Rows from a dataset:
::::::::::

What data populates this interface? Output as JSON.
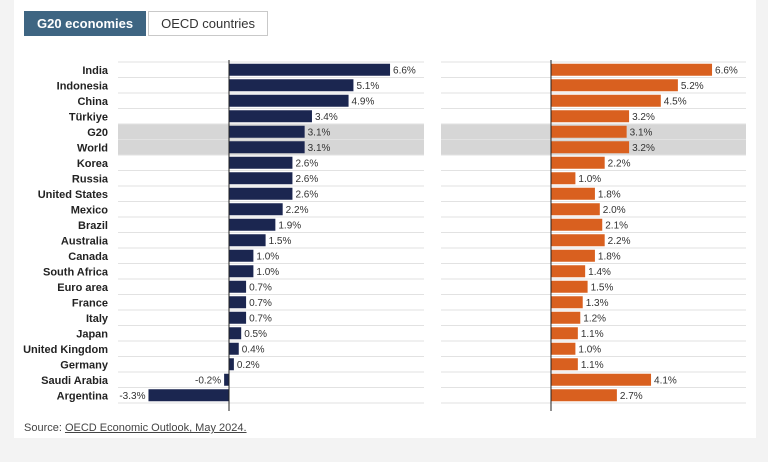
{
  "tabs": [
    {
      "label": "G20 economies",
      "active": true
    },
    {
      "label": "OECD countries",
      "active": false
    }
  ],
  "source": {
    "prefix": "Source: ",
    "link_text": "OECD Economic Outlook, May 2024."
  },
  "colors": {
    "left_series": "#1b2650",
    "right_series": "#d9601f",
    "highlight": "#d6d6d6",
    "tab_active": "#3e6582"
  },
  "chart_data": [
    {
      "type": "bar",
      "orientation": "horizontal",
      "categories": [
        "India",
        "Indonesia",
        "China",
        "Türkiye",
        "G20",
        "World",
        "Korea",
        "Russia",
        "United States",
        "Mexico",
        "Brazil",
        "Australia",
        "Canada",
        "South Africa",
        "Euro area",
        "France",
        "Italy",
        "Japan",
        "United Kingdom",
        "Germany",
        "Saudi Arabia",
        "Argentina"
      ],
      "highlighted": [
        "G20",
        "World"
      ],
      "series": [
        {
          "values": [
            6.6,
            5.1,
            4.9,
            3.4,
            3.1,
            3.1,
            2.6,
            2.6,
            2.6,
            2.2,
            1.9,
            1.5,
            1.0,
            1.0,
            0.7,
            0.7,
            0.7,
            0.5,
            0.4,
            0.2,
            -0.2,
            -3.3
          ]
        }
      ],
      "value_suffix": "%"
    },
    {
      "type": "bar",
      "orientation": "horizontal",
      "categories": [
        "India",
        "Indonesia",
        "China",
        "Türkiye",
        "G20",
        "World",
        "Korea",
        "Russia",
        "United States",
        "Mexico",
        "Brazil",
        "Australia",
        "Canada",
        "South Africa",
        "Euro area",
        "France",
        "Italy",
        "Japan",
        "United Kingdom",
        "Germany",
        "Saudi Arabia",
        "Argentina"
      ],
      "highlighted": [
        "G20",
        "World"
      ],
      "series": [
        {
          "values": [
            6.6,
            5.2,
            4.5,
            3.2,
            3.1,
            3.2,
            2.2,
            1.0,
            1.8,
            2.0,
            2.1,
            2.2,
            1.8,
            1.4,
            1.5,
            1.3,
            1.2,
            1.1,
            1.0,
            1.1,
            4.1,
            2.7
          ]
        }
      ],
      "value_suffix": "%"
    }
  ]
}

::::::::::

Filter the data, keeping only the lines that contain "OECD".

      "label": "OECD countries",
    "link_text": "OECD Economic Outlook, May 2024."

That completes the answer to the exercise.